▶ Short task
Transcribe every line exactly. Leave the pictures behind.

Records excerpted from a collection:

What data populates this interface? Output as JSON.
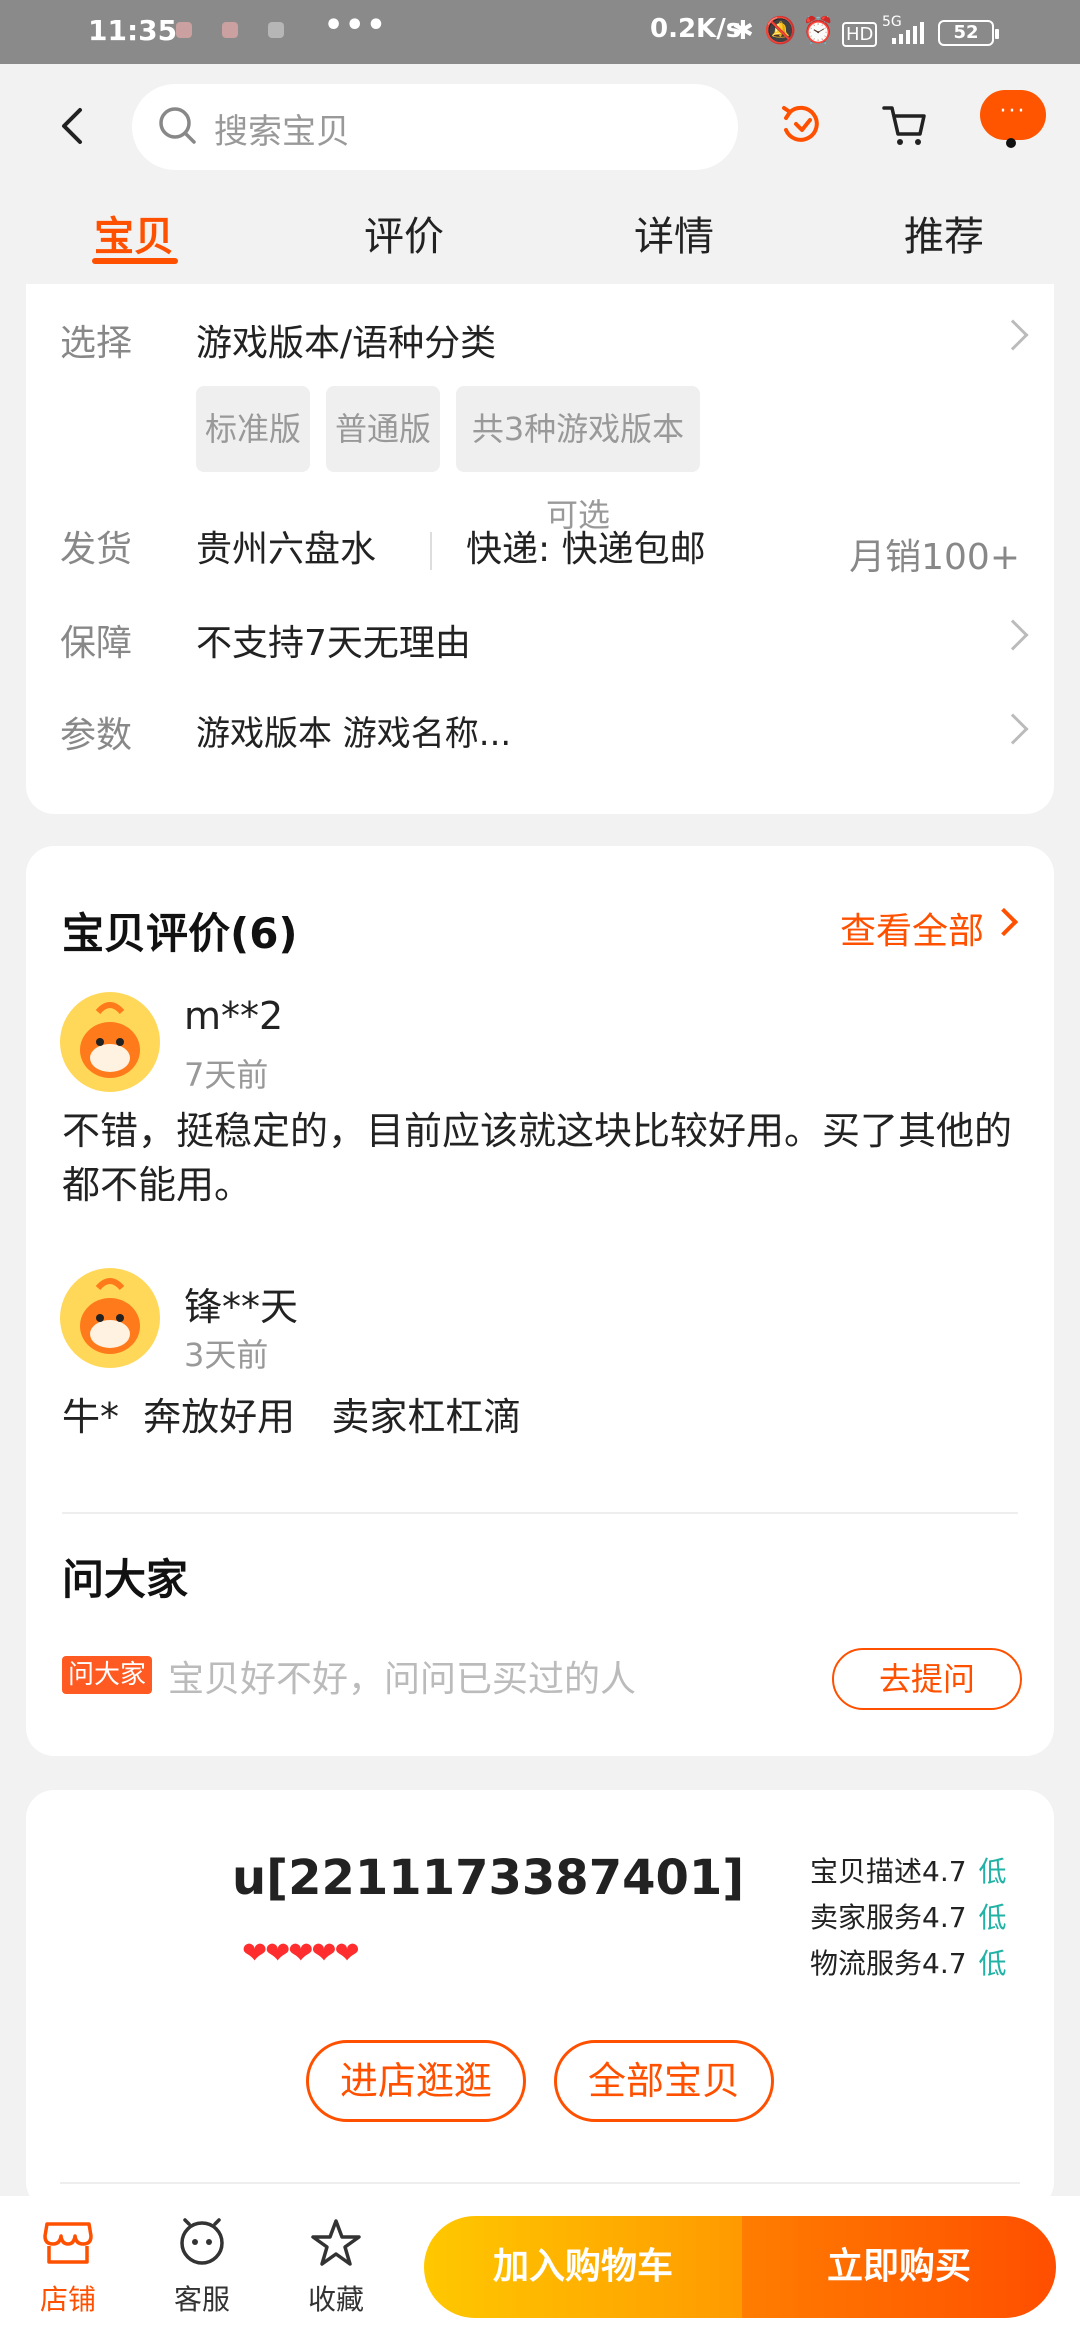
{
  "status_bar": {
    "time": "11:35",
    "net_speed": "0.2K/s",
    "signal": "5G",
    "hd": "HD",
    "battery": "52",
    "dots": "•••"
  },
  "header": {
    "search_placeholder": "搜索宝贝",
    "more_dots": "···"
  },
  "tabs": [
    {
      "label": "宝贝",
      "active": true
    },
    {
      "label": "评价",
      "active": false
    },
    {
      "label": "详情",
      "active": false
    },
    {
      "label": "推荐",
      "active": false
    }
  ],
  "spec": {
    "select_label": "选择",
    "select_value": "游戏版本/语种分类",
    "options": [
      "标准版",
      "普通版",
      "共3种游戏版本可选"
    ],
    "ship_label": "发货",
    "ship_from": "贵州六盘水",
    "ship_method": "快递: 快递包邮",
    "monthly_sales": "月销100+",
    "guarantee_label": "保障",
    "guarantee_value": "不支持7天无理由",
    "params_label": "参数",
    "params_value": "游戏版本 游戏名称..."
  },
  "reviews": {
    "title": "宝贝评价(6)",
    "view_all": "查看全部",
    "items": [
      {
        "user": "m**2",
        "date": "7天前",
        "text": "不错，挺稳定的，目前应该就这块比较好用。买了其他的都不能用。"
      },
      {
        "user": "锋**天",
        "date": "3天前",
        "text": "牛*  奔放好用   卖家杠杠滴"
      }
    ]
  },
  "ask": {
    "title": "问大家",
    "badge": "问大家",
    "placeholder": "宝贝好不好，问问已买过的人",
    "button": "去提问"
  },
  "shop": {
    "name": "u[2211173387401]",
    "hearts": "❤❤❤❤❤",
    "scores": [
      {
        "label": "宝贝描述",
        "score": "4.7",
        "level": "低"
      },
      {
        "label": "卖家服务",
        "score": "4.7",
        "level": "低"
      },
      {
        "label": "物流服务",
        "score": "4.7",
        "level": "低"
      }
    ],
    "enter_button": "进店逛逛",
    "all_items_button": "全部宝贝"
  },
  "bottom_bar": {
    "store": "店铺",
    "service": "客服",
    "favorite": "收藏",
    "add_to_cart": "加入购物车",
    "buy_now": "立即购买"
  },
  "colors": {
    "accent": "#ff5000",
    "level_low": "#22b3a6"
  }
}
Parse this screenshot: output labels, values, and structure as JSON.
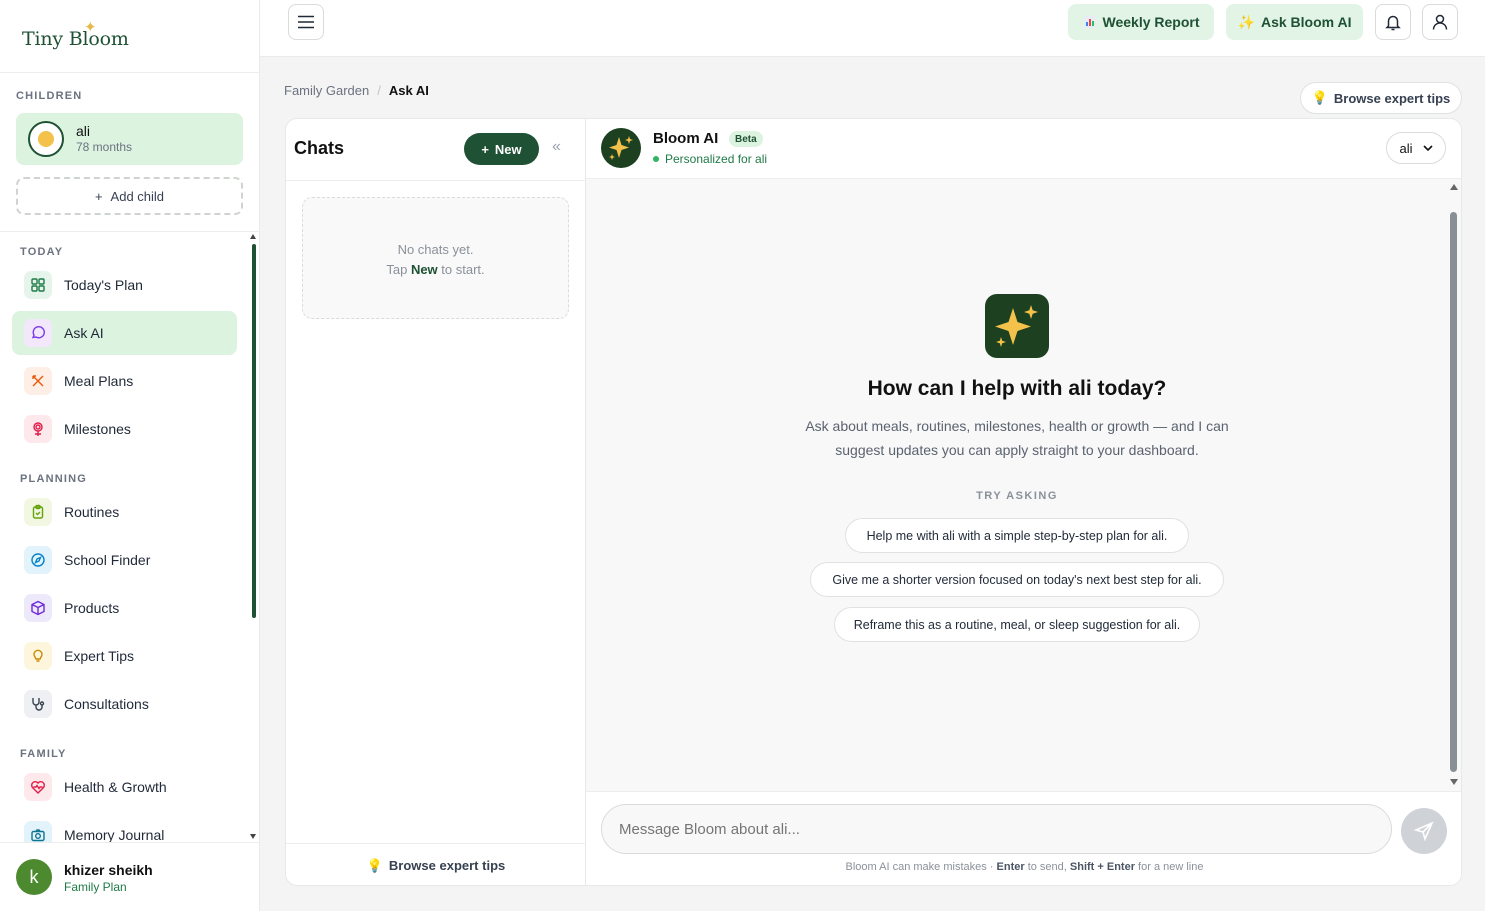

▶ Solution for this problem
What data populates this interface? Output as JSON.
{
  "status_bar": {
    "time": "11:35",
    "net_speed": "0.2K/s",
    "signal": "5G",
    "hd": "HD",
    "battery": "52",
    "dots": "•••"
  },
  "header": {
    "search_placeholder": "搜索宝贝",
    "more_dots": "···"
  },
  "tabs": [
    {
      "label": "宝贝",
      "active": true
    },
    {
      "label": "评价",
      "active": false
    },
    {
      "label": "详情",
      "active": false
    },
    {
      "label": "推荐",
      "active": false
    }
  ],
  "spec": {
    "select_label": "选择",
    "select_value": "游戏版本/语种分类",
    "options": [
      "标准版",
      "普通版",
      "共3种游戏版本可选"
    ],
    "ship_label": "发货",
    "ship_from": "贵州六盘水",
    "ship_method": "快递: 快递包邮",
    "monthly_sales": "月销100+",
    "guarantee_label": "保障",
    "guarantee_value": "不支持7天无理由",
    "params_label": "参数",
    "params_value": "游戏版本 游戏名称..."
  },
  "reviews": {
    "title": "宝贝评价(6)",
    "view_all": "查看全部",
    "items": [
      {
        "user": "m**2",
        "date": "7天前",
        "text": "不错，挺稳定的，目前应该就这块比较好用。买了其他的都不能用。"
      },
      {
        "user": "锋**天",
        "date": "3天前",
        "text": "牛*  奔放好用   卖家杠杠滴"
      }
    ]
  },
  "ask": {
    "title": "问大家",
    "badge": "问大家",
    "placeholder": "宝贝好不好，问问已买过的人",
    "button": "去提问"
  },
  "shop": {
    "name": "u[2211173387401]",
    "hearts": "❤❤❤❤❤",
    "scores": [
      {
        "label": "宝贝描述",
        "score": "4.7",
        "level": "低"
      },
      {
        "label": "卖家服务",
        "score": "4.7",
        "level": "低"
      },
      {
        "label": "物流服务",
        "score": "4.7",
        "level": "低"
      }
    ],
    "enter_button": "进店逛逛",
    "all_items_button": "全部宝贝"
  },
  "bottom_bar": {
    "store": "店铺",
    "service": "客服",
    "favorite": "收藏",
    "add_to_cart": "加入购物车",
    "buy_now": "立即购买"
  },
  "colors": {
    "accent": "#ff5000",
    "level_low": "#22b3a6"
  }
}
Parse this screenshot: output labels, values, and structure as JSON.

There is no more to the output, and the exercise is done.